§ Aim of the exercise
Exact reproduction of the data is required, with images excluded.

+ + + + + + +

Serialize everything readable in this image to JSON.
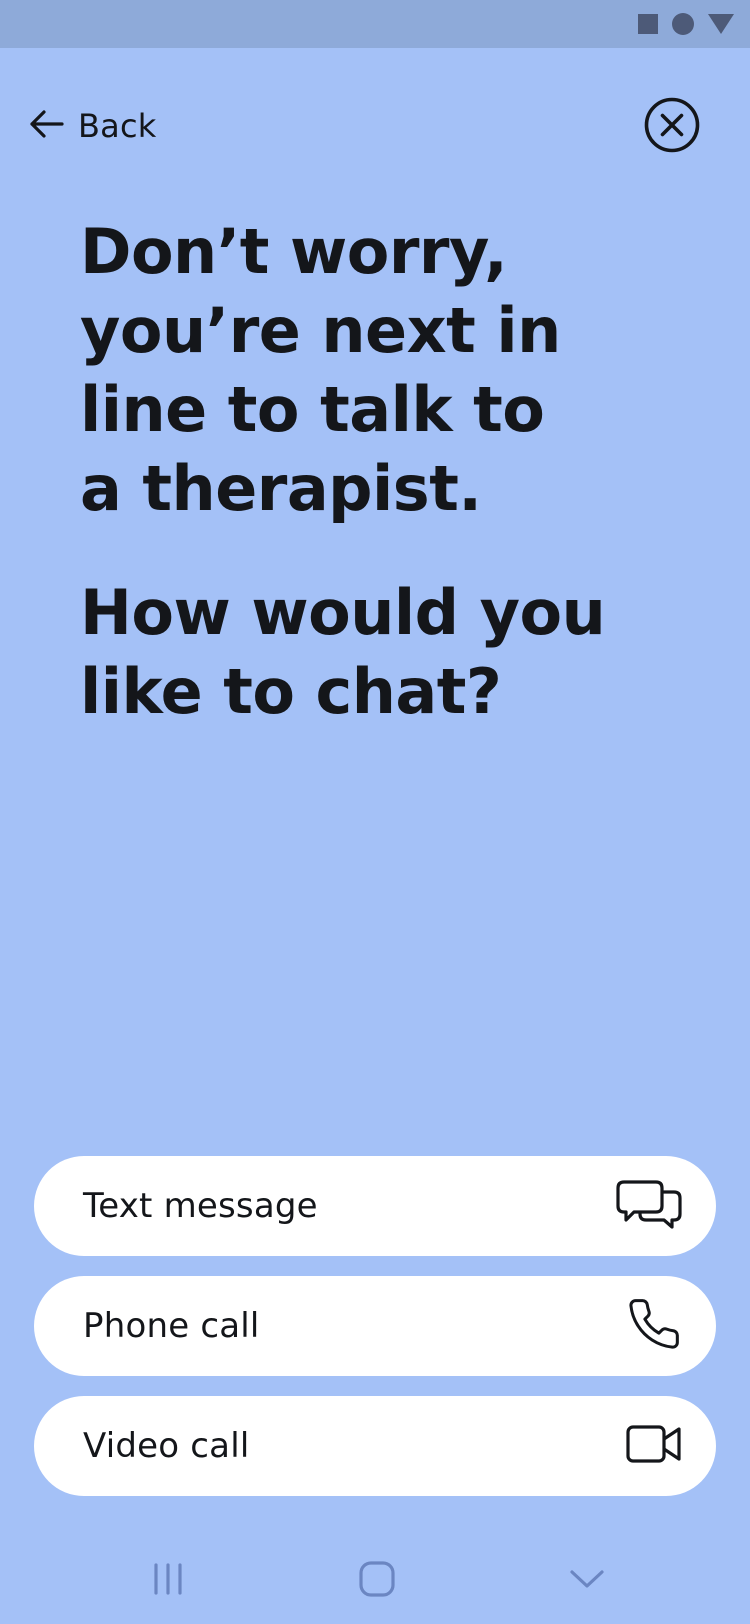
{
  "header": {
    "back_label": "Back"
  },
  "main": {
    "headline_lines": [
      "Don’t worry,",
      "you’re next in",
      "line to talk to",
      "a therapist."
    ],
    "question_lines": [
      "How would you",
      "like to chat?"
    ]
  },
  "options": [
    {
      "label": "Text message",
      "icon": "chat-bubbles-icon"
    },
    {
      "label": "Phone call",
      "icon": "phone-icon"
    },
    {
      "label": "Video call",
      "icon": "video-camera-icon"
    }
  ],
  "colors": {
    "background": "#a4c1f7",
    "status_bar": "#8eaad9",
    "button": "#ffffff",
    "text": "#14161a"
  }
}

+ + + + + + +

§ Final result
Serialize everything readable in this image to JSON.
{
  "header": {
    "back_label": "Back"
  },
  "main": {
    "headline_lines": [
      "Don’t worry,",
      "you’re next in",
      "line to talk to",
      "a therapist."
    ],
    "question_lines": [
      "How would you",
      "like to chat?"
    ]
  },
  "options": [
    {
      "label": "Text message",
      "icon": "chat-bubbles-icon"
    },
    {
      "label": "Phone call",
      "icon": "phone-icon"
    },
    {
      "label": "Video call",
      "icon": "video-camera-icon"
    }
  ],
  "colors": {
    "background": "#a4c1f7",
    "status_bar": "#8eaad9",
    "button": "#ffffff",
    "text": "#14161a"
  }
}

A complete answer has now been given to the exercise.